**About this task**.
Your answer should be a single number: how many lines in the data below hold the string "complete".
--- Listed records Enclosed Below ---
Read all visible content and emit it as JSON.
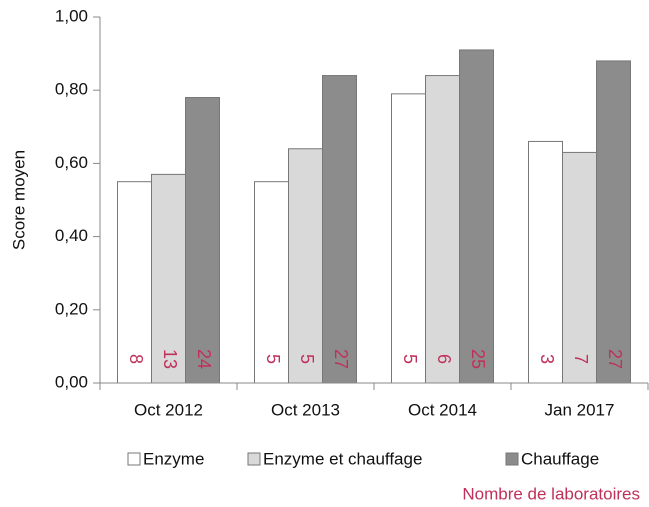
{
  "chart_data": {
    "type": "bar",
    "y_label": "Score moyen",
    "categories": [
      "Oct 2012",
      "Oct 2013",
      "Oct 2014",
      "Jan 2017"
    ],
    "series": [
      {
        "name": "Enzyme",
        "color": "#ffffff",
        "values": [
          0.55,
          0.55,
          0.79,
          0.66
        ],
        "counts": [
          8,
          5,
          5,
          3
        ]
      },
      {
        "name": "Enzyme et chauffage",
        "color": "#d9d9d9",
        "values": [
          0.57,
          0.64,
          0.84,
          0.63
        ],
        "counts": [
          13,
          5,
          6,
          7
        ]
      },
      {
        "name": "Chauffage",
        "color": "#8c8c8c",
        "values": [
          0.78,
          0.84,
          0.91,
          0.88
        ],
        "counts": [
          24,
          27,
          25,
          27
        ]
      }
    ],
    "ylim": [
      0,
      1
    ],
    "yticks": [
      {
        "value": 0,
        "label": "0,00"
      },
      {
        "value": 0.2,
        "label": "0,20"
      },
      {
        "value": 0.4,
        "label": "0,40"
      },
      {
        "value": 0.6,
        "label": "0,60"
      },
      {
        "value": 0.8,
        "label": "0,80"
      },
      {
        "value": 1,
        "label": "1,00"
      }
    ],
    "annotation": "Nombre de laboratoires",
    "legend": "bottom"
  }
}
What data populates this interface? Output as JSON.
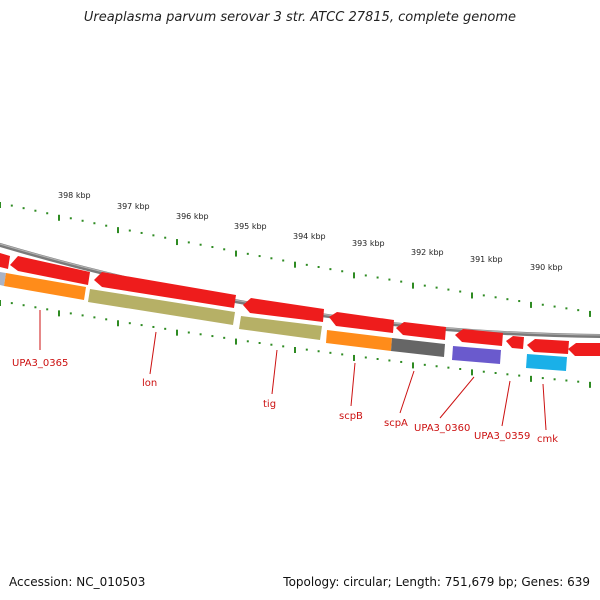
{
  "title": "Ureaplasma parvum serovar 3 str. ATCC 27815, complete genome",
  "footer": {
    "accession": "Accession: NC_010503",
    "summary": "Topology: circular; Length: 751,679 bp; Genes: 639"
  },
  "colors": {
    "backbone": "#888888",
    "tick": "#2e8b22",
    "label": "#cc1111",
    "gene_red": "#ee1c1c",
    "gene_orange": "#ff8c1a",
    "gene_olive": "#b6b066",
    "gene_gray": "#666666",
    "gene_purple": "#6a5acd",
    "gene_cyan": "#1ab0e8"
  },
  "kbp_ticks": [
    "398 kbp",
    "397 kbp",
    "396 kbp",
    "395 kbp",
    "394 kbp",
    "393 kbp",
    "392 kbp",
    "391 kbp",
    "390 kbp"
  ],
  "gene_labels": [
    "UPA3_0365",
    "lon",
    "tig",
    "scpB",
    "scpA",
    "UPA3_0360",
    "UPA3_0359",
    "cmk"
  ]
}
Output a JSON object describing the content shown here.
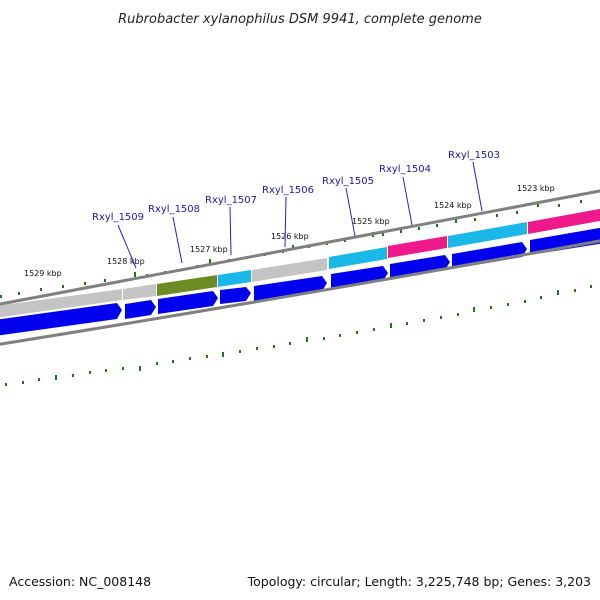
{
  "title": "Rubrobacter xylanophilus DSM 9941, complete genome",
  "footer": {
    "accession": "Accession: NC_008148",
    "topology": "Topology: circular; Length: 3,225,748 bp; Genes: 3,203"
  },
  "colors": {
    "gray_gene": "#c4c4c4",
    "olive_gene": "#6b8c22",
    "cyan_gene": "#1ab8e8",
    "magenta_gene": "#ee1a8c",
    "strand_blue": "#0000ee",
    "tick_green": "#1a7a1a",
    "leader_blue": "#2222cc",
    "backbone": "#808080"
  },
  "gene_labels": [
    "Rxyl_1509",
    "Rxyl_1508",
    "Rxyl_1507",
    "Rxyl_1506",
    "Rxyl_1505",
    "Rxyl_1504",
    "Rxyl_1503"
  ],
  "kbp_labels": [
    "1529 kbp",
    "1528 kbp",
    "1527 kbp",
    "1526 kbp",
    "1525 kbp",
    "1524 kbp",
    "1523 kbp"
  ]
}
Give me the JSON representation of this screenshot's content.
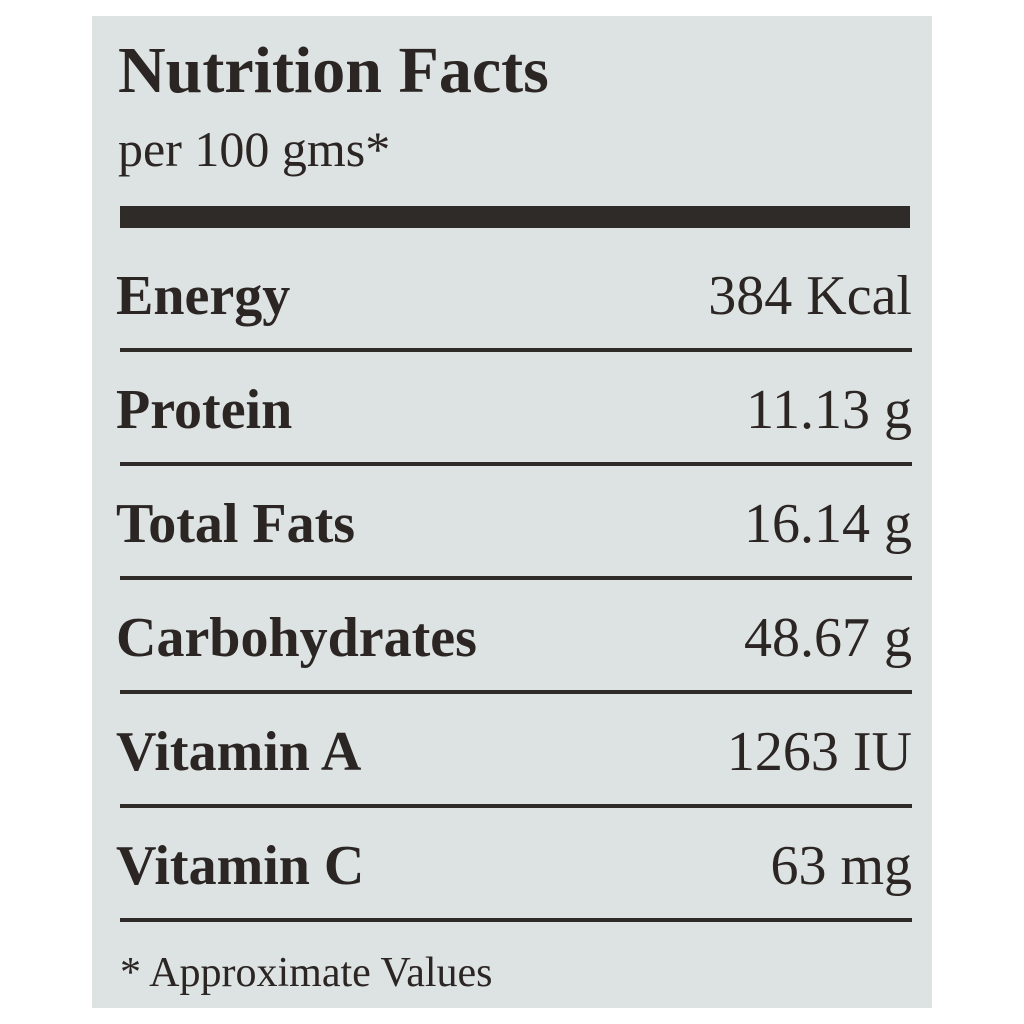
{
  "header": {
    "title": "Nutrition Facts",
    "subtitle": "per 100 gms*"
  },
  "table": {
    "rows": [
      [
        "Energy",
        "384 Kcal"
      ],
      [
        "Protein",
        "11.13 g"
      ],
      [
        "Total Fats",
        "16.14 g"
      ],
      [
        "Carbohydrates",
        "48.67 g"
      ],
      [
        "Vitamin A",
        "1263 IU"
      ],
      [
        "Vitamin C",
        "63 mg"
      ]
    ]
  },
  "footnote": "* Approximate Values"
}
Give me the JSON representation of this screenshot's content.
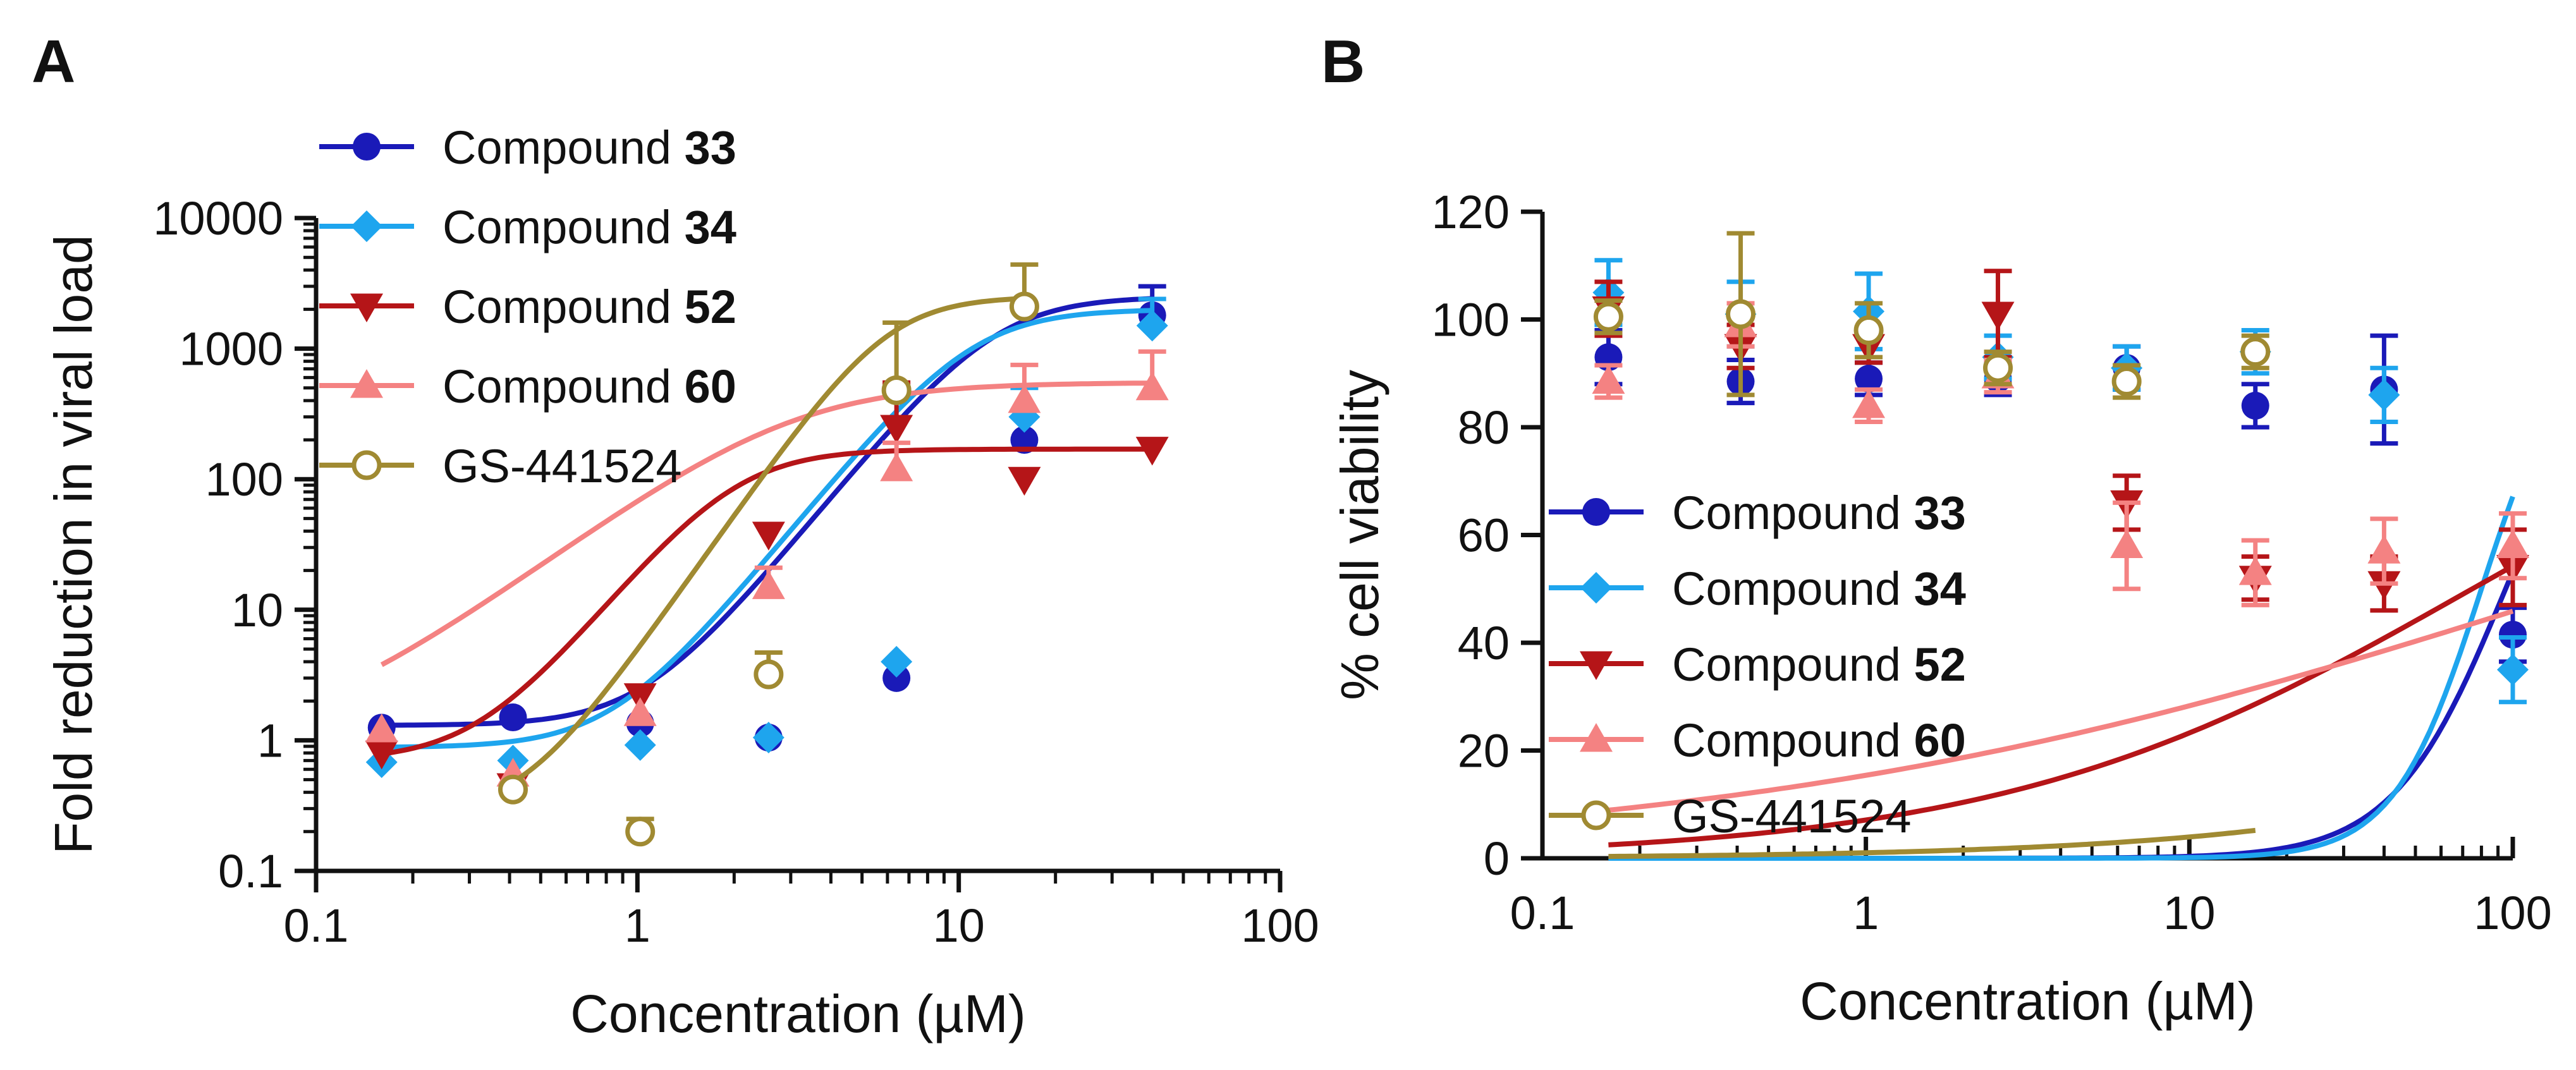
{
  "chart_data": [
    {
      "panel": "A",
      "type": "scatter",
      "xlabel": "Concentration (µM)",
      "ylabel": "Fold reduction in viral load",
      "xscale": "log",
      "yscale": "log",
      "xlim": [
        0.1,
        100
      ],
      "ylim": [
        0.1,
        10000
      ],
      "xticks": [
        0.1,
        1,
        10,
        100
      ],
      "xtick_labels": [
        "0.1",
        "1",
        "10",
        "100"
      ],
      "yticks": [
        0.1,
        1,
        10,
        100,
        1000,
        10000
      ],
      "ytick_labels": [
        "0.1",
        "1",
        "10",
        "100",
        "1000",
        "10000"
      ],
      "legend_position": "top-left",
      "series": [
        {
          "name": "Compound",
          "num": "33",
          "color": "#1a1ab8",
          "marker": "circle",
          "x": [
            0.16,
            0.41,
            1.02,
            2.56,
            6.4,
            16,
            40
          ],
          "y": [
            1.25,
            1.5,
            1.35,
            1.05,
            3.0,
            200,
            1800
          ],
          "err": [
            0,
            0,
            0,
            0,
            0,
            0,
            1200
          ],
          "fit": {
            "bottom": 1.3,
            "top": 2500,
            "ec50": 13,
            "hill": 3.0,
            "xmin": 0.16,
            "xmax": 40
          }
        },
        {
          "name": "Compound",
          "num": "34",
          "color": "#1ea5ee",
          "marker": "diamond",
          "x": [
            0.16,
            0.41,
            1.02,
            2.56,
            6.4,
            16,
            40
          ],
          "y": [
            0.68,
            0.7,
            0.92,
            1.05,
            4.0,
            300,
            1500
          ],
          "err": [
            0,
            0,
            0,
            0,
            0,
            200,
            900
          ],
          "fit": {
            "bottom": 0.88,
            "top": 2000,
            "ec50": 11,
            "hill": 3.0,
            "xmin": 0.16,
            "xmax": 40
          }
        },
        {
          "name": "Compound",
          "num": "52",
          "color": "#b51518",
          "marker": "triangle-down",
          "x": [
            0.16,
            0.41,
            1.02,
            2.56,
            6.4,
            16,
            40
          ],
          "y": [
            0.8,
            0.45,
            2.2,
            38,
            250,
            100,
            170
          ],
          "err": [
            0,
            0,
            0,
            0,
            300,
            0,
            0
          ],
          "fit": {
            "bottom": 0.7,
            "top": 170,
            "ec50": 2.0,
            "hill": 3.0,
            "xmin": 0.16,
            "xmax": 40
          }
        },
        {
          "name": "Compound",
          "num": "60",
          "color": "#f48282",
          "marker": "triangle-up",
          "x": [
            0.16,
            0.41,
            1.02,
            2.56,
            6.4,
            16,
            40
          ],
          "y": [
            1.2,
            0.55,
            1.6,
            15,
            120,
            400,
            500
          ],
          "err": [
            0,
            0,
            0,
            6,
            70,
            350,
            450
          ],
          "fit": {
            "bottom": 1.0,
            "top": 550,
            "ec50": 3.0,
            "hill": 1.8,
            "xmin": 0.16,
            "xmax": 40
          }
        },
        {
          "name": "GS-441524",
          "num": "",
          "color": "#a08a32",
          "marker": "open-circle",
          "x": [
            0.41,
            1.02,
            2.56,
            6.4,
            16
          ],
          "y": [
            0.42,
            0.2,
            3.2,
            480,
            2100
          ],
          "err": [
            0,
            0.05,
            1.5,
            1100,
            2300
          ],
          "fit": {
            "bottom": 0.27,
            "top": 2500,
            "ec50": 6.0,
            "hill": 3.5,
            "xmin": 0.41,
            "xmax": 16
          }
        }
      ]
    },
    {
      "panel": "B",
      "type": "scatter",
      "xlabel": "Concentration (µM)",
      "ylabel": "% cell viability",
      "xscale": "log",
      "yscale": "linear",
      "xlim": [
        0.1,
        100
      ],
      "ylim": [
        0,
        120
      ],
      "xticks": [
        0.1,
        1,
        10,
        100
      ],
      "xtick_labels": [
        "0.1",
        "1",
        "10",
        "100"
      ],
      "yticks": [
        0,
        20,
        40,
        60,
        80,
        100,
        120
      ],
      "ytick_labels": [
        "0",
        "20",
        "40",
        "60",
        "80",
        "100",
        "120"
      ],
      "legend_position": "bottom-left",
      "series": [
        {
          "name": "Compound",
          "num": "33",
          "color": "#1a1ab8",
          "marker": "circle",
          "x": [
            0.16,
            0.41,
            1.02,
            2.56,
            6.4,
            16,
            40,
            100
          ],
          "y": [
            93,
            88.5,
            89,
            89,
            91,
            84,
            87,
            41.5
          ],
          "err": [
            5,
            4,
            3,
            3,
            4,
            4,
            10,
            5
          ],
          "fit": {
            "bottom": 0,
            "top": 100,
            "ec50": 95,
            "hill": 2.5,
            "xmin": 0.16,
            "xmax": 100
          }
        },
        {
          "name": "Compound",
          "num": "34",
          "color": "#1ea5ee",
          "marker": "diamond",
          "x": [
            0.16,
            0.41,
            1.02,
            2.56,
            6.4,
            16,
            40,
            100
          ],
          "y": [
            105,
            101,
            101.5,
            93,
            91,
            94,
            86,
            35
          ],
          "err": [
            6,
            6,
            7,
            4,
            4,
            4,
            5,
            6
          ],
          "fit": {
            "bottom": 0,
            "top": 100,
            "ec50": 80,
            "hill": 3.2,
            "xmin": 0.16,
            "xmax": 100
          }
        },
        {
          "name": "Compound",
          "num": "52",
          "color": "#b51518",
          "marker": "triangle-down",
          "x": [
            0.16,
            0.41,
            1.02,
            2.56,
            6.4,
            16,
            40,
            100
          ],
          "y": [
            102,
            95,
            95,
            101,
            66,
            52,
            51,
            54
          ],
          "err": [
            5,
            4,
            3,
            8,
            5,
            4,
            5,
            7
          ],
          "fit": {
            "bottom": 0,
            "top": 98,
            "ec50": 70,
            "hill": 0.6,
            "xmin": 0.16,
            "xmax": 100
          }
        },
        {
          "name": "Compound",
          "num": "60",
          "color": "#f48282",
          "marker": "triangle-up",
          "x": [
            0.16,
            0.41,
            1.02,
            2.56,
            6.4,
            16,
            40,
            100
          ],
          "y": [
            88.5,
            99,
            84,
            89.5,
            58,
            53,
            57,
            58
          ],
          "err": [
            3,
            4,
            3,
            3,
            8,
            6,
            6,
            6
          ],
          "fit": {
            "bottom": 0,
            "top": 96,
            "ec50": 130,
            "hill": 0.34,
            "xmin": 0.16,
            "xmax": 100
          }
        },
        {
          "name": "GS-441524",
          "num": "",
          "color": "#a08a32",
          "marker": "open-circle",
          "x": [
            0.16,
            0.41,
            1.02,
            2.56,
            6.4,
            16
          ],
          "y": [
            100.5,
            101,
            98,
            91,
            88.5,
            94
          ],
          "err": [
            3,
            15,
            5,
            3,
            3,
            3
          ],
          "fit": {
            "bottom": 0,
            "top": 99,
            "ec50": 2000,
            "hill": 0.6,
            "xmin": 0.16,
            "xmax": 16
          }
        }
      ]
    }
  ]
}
--- End of Enclosed Listed records ---
**Output of the task**.
2